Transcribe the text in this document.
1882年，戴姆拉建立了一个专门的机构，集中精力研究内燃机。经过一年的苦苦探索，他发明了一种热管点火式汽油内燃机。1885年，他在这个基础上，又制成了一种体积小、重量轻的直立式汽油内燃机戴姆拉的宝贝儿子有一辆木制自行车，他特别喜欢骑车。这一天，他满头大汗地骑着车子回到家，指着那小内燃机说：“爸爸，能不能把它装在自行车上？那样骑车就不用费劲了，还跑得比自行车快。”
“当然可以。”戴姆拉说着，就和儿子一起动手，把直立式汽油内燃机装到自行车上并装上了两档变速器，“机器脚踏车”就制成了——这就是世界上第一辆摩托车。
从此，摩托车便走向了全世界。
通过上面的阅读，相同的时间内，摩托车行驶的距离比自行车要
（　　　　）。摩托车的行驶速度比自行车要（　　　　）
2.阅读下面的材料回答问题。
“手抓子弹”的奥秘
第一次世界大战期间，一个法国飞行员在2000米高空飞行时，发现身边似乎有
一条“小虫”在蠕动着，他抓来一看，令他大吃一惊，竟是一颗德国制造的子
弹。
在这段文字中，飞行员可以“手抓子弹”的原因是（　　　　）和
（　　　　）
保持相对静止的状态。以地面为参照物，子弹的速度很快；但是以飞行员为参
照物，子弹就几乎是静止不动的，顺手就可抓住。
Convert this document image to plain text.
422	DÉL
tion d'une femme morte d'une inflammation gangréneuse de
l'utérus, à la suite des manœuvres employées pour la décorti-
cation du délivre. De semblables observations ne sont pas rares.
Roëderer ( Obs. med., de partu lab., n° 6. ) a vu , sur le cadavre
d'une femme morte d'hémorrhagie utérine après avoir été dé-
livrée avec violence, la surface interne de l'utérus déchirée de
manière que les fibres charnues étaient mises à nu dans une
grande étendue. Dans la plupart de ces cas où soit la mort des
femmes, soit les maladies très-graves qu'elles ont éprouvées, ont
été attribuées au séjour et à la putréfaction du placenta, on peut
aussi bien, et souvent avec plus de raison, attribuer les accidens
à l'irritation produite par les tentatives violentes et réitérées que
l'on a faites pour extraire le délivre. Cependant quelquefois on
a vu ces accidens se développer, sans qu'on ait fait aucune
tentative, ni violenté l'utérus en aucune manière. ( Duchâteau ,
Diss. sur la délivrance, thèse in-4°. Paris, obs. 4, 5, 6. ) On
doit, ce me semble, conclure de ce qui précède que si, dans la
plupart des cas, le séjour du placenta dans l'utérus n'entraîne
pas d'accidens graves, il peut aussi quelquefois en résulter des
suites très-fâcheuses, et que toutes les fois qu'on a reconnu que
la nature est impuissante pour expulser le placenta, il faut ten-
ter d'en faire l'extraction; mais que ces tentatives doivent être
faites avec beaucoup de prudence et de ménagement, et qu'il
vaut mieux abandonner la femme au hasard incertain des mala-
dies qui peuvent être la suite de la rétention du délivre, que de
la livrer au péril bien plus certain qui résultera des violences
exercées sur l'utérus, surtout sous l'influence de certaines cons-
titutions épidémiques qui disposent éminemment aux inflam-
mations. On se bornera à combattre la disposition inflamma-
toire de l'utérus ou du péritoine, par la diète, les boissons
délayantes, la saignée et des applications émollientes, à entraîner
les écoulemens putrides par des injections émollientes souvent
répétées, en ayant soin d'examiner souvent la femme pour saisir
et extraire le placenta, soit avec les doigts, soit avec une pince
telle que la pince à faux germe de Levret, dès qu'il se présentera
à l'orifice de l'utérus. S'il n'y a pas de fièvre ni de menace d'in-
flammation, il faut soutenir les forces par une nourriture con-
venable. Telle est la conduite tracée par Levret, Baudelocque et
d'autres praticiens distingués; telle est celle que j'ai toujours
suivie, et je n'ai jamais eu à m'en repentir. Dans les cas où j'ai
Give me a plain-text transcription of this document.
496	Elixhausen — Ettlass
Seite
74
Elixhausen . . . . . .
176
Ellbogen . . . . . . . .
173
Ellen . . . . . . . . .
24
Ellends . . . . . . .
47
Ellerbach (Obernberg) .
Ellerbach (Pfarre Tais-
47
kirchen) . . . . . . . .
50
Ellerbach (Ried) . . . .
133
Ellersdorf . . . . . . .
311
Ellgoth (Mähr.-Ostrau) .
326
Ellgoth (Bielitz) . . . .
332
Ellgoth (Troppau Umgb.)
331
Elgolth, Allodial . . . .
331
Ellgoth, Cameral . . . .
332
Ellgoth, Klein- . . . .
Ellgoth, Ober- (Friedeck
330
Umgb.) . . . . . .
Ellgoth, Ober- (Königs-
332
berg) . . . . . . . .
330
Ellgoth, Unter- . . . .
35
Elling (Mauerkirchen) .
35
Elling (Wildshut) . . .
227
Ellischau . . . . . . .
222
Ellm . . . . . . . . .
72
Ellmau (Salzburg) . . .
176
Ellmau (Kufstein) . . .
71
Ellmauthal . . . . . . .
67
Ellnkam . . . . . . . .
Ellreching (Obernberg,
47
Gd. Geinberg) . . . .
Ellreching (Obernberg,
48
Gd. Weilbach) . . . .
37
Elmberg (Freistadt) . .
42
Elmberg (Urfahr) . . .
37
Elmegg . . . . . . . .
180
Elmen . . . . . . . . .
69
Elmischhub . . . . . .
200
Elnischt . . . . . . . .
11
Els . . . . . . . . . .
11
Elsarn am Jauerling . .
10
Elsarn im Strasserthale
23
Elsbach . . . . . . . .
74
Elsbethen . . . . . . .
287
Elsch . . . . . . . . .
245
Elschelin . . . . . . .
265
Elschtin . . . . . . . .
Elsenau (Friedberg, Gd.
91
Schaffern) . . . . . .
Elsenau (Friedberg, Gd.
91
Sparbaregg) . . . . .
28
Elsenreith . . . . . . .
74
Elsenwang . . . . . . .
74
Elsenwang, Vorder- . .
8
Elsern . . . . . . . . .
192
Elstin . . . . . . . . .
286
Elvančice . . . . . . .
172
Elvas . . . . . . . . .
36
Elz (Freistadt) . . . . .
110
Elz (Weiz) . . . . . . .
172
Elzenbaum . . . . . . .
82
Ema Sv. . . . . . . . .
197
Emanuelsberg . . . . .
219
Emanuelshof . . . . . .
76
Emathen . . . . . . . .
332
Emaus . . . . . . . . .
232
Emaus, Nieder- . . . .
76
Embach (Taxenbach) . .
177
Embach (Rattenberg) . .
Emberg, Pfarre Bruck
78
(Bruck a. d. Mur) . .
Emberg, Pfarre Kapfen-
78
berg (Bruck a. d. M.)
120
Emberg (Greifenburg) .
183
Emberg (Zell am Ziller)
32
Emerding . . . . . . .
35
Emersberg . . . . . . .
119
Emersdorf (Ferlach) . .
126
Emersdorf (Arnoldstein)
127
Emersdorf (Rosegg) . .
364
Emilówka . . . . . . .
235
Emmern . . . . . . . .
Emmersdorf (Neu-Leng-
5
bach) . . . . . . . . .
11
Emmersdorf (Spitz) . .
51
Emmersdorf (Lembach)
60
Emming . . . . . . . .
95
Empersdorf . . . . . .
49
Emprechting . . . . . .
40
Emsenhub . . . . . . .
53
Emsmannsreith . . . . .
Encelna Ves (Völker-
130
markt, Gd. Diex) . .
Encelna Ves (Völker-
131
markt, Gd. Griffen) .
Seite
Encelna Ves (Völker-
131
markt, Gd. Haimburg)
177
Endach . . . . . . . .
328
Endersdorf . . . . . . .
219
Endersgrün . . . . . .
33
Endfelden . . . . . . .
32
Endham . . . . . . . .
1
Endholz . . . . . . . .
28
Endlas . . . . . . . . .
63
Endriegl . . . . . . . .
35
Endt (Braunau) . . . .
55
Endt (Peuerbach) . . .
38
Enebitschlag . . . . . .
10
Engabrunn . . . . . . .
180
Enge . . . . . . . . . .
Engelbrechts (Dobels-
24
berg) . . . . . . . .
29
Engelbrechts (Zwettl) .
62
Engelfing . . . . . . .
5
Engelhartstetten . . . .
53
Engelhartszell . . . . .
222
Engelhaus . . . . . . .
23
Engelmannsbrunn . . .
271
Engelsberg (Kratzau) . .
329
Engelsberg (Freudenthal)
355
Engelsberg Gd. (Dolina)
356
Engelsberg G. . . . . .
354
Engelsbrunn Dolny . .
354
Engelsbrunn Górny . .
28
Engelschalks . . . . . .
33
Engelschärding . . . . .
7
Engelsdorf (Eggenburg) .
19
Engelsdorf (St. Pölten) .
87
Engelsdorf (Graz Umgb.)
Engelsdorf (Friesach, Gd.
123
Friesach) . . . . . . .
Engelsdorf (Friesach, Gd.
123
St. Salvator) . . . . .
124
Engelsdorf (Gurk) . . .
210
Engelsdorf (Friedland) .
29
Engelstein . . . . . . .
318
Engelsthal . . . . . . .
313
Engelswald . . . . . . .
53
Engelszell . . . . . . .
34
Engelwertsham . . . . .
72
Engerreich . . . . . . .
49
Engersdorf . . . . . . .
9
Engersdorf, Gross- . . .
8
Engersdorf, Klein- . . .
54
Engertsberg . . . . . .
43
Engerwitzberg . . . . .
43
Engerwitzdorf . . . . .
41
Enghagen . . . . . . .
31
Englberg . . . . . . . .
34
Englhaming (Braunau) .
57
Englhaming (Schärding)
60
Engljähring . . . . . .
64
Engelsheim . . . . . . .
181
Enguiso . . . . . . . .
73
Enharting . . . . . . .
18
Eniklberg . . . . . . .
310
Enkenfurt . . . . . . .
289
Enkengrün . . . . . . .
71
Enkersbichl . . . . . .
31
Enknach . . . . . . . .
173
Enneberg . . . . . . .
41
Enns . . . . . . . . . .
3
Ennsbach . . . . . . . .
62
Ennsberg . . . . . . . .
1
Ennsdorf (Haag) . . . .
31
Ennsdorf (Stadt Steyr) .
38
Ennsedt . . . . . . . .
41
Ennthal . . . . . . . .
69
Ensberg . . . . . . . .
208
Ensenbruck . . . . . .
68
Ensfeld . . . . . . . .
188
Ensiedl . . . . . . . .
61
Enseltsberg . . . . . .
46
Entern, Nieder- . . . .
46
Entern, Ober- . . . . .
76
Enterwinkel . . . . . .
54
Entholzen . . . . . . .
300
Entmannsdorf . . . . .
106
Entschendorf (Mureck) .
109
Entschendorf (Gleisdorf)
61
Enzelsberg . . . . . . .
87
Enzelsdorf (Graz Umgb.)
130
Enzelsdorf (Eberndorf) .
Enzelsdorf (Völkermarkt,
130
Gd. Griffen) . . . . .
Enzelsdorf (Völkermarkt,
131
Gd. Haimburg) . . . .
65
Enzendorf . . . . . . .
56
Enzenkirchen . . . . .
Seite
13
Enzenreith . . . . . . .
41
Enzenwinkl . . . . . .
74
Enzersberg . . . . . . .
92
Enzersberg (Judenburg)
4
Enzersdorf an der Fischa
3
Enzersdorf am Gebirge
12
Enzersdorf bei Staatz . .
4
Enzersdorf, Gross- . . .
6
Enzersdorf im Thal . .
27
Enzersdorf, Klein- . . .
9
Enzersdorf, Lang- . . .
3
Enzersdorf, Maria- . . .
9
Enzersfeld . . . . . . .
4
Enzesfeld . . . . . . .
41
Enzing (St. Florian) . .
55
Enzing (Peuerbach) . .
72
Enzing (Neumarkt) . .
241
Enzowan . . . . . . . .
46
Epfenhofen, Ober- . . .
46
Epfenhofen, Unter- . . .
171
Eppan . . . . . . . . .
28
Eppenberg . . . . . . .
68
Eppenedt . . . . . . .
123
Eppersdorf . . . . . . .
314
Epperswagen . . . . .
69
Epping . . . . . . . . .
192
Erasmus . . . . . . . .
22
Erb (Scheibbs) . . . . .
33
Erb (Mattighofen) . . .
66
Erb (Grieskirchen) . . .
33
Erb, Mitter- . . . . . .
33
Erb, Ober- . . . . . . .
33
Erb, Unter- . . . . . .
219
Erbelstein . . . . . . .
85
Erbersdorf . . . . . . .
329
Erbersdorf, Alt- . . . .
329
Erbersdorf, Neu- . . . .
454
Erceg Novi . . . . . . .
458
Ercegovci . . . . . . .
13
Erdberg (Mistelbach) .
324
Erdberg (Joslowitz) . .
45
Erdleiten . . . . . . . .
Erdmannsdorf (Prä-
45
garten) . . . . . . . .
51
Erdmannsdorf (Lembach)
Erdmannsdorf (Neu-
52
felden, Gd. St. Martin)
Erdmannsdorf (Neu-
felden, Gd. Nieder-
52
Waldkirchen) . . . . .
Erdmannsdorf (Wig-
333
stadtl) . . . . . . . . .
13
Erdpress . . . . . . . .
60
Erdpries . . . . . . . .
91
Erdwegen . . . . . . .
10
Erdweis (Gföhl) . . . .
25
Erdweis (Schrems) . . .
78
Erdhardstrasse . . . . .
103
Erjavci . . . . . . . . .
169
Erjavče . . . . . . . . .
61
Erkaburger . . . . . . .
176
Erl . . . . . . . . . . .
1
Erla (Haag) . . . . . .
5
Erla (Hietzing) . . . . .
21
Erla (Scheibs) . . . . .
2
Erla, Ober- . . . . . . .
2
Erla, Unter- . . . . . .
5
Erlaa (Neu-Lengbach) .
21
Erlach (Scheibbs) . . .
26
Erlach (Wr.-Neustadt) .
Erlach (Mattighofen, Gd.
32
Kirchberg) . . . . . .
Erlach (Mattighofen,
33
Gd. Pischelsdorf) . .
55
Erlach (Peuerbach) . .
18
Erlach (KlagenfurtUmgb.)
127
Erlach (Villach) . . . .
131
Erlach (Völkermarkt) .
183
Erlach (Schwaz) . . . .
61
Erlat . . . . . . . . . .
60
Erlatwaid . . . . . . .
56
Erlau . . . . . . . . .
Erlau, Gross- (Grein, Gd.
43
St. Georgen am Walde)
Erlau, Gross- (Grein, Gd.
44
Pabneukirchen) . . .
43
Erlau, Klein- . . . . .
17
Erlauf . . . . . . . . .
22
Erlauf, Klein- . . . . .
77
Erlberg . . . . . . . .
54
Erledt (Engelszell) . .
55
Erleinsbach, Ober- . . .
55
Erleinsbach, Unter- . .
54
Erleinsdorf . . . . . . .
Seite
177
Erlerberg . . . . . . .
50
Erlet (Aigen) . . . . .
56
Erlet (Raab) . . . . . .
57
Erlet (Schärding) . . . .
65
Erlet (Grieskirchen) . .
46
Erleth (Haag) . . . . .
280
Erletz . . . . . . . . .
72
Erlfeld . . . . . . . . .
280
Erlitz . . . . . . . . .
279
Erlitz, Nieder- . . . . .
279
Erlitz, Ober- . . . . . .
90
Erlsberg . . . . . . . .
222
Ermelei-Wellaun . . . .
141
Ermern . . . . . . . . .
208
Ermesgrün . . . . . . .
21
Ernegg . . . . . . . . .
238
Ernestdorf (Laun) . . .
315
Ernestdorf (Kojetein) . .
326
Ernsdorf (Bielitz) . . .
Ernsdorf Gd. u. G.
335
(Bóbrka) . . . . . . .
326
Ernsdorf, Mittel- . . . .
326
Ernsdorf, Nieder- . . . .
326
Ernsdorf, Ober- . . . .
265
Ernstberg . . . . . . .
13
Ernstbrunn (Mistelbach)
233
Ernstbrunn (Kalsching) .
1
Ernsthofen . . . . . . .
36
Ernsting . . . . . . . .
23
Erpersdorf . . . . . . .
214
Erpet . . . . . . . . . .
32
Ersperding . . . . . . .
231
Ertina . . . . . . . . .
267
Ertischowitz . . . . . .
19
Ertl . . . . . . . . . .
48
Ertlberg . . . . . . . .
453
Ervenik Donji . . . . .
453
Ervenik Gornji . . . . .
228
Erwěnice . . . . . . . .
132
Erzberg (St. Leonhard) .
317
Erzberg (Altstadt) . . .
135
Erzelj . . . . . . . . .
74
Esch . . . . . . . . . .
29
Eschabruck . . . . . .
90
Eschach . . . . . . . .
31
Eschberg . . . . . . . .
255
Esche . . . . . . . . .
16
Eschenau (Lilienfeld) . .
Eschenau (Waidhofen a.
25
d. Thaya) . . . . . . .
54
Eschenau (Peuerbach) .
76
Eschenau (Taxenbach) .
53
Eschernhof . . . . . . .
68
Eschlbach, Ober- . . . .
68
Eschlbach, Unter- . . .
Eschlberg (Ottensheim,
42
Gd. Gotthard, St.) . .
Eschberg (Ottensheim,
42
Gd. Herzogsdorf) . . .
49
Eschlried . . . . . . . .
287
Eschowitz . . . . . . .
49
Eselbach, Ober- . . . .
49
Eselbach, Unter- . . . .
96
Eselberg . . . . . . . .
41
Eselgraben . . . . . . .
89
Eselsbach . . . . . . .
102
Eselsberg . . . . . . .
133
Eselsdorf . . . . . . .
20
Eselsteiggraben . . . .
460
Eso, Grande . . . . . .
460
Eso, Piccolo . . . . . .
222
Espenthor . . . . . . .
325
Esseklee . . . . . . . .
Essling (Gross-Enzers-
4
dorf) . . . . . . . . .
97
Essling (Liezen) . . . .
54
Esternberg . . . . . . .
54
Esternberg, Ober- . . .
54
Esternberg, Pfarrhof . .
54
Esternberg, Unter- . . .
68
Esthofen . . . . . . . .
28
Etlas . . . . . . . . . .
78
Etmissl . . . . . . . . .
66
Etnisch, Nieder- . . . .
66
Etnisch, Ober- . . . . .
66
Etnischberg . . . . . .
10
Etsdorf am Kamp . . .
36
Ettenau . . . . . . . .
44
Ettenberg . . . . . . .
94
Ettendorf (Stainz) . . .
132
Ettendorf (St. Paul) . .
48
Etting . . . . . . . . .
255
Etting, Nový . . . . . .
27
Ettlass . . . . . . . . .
═══
Task to complete:
In the records, locate each line holding the string "souvent" and copy it.

Written solution:
aussi bien, et souvent avec plus de raison, attribuer les accidens
les écoulemens putrides par des injections émollientes souvent
répétées, en ayant soin d'examiner souvent la femme pour saisir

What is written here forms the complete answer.